Prompt >> Copy out each line that includes the word "Create".
═════ Source data ═════
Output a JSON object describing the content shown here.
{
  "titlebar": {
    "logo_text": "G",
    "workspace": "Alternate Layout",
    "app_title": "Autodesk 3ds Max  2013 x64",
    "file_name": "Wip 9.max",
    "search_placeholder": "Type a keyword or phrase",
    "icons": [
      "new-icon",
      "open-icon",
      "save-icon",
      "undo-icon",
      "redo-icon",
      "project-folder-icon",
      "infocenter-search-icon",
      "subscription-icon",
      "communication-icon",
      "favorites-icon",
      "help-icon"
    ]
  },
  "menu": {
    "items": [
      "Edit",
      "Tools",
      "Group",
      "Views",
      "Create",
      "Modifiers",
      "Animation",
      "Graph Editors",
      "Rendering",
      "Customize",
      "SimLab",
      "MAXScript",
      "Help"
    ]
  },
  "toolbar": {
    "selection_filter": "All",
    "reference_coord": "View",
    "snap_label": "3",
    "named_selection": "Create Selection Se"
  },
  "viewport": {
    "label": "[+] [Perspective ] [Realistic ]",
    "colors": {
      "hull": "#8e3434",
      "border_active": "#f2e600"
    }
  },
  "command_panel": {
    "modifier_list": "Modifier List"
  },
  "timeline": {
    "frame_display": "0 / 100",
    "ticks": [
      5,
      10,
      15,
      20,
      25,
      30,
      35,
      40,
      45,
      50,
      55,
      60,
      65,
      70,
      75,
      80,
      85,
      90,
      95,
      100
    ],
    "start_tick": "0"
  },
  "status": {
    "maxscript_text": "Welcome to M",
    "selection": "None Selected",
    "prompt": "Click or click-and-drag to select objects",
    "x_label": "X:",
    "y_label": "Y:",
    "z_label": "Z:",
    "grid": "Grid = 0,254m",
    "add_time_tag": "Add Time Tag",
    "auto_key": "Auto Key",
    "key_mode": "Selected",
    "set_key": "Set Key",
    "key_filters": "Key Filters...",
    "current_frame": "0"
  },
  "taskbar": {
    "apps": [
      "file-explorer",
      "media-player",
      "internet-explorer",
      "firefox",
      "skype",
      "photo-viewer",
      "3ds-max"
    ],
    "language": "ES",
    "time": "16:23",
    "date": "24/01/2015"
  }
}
═════
═════ Source data ═════
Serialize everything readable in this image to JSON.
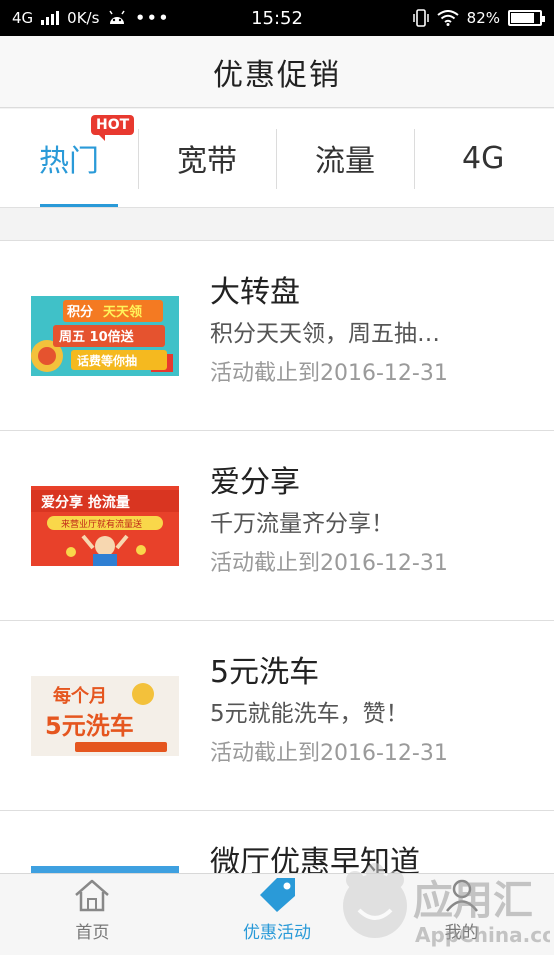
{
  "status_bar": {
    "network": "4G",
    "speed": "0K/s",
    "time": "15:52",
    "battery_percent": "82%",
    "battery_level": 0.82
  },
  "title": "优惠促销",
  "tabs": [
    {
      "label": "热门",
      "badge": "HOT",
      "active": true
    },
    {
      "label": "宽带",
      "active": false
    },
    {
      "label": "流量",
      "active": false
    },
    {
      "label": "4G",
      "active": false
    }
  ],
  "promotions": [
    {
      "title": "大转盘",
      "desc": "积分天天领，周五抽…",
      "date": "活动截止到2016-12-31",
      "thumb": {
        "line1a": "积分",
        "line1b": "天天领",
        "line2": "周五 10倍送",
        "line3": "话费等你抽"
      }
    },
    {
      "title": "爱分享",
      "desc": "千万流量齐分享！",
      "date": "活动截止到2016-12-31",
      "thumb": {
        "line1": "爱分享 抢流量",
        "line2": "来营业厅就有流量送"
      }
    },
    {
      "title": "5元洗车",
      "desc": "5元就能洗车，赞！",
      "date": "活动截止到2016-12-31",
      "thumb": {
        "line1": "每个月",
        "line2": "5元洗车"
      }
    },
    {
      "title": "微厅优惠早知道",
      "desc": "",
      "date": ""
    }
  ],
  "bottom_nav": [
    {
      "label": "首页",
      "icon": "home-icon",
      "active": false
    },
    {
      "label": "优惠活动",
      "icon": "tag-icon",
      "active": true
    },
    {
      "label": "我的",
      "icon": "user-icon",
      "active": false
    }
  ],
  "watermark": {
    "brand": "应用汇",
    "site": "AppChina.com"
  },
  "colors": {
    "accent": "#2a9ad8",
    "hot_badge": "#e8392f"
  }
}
═════
Finished answer >>
      "Create",
    "named_selection": "Create Selection Se"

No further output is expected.